[Begin TEXT BLOCK]
Date of Report (Date of earliest event reported): June 14, 2024

IZEA WORLDWIDE, INC.
(Exact Name of Registrant as Specified in Charter)
Nevada
001-37703
37-1530765
(State or other jurisdiction of incorporation)
(Commission File Number)
(I.R.S. Employer Identification No.)
1317 Edgewater Dr #1880
Orlando, Florida
32804
(Address of principal executive offices)
(Zip Code)
Registrant's telephone number, including area code: (407) 674-6911

Check the appropriate box below if the Form 8-K filing is intended to simultaneously satisfy the filing obligation of the registrant under any of the following provisions:
Written communications pursuant to Rule 425 under the Securities Act (17 CFR 230.425)

Soliciting material pursuant to Rule 14a-12 under the Exchange Act (17 CFR 240.14a-12)

Pre-commencement communications pursuant to Rule 14d-2(b) under the Exchange Act (17 CFR 240.14d-2(b))

Pre-commencement communications pursuant to Rule 13e-4 (c) under the Exchange Act (17 CFR 240.13e-4(c))

Securities registered pursuant to Section 12(b) of the Act:
Title of each class
Trading Symbol(s)
Name of each exchange on which registered
Common Stock, par value $0.0001 per share
IZEA
The Nasdaq Capital Market




Indicate by check mark whether the registrant is an emerging growth company as defined in Rule 405 of the Securities Act of 1933 (§230.405 of this chapter) or Rule 12b-2 of the Securities Exchange Act of 1934 (§240.12b-2 of this chapter).
[End TEXT BLOCK]
[Begin GIVEN INFORMATION]
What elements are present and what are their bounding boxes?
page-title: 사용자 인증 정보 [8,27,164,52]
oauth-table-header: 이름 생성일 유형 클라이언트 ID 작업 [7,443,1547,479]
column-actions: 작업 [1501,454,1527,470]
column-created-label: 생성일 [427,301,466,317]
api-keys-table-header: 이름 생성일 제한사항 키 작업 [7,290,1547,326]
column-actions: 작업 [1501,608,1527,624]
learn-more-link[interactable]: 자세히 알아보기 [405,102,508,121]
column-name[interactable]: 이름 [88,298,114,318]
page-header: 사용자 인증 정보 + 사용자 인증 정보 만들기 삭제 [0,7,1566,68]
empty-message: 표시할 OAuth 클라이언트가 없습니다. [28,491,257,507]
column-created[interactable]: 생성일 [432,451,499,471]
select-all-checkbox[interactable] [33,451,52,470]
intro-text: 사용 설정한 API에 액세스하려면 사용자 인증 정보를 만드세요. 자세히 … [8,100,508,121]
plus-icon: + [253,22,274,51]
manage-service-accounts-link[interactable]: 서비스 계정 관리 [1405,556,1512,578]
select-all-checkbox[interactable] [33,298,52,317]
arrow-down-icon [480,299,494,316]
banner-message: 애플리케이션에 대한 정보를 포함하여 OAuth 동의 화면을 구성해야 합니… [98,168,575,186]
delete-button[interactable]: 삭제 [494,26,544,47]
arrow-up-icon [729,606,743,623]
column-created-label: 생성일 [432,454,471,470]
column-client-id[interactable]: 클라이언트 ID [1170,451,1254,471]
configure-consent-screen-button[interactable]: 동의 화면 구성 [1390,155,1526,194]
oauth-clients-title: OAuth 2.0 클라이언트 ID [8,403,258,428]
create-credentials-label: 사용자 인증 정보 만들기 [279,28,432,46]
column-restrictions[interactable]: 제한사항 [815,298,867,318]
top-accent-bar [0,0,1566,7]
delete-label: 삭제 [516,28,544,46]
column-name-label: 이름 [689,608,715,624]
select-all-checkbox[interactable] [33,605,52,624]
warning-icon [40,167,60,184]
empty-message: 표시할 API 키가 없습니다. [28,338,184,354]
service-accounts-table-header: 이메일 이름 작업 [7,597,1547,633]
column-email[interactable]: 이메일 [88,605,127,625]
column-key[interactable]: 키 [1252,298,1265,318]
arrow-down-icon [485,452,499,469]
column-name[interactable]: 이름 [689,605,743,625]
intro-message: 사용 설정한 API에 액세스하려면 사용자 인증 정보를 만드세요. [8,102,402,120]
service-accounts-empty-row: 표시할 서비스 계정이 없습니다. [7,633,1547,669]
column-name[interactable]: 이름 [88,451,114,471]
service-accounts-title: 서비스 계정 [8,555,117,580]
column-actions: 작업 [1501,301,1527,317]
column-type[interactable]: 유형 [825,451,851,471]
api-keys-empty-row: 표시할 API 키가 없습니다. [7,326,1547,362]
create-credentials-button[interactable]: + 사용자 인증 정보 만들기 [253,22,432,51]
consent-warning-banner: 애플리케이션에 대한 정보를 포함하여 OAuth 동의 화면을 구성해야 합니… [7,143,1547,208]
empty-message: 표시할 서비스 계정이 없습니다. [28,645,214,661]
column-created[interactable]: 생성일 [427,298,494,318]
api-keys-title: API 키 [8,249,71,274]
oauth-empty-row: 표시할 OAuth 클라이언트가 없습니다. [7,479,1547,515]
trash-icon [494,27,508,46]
[End GIVEN INFORMATION]
• WHAT YOU NEED TO DO
1 > Using the filing cover page, answer these:
(a) What date of report does it give?
(b) What is the registrant's telephone number, including area code?
(c) On which exchange is the common stock registered?
2 > From the filing cover page, set down everything from "Pre-commencement communications pursuant to Rule 13e-4" down to "of this chapter).", word for word.

• CORRECT ANSWERS
1 >
(a) June 14, 2024
(b) (407) 674-6911
(c) The Nasdaq Capital Market

2 >
Pre-commencement communications pursuant to Rule 13e-4 (c) under the Exchange Act (17 CFR 240.13e-4(c))

Securities registered pursuant to Section 12(b) of the Act:
Title of each class
Trading Symbol(s)
Name of each exchange on which registered
Common Stock, par value $0.0001 per share
IZEA
The Nasdaq Capital Market




Indicate by check mark whether the registrant is an emerging growth company as defined in Rule 405 of the Securities Act of 1933 (§230.405 of this chapter) or Rule 12b-2 of the Securities Exchange Act of 1934 (§240.12b-2 of this chapter).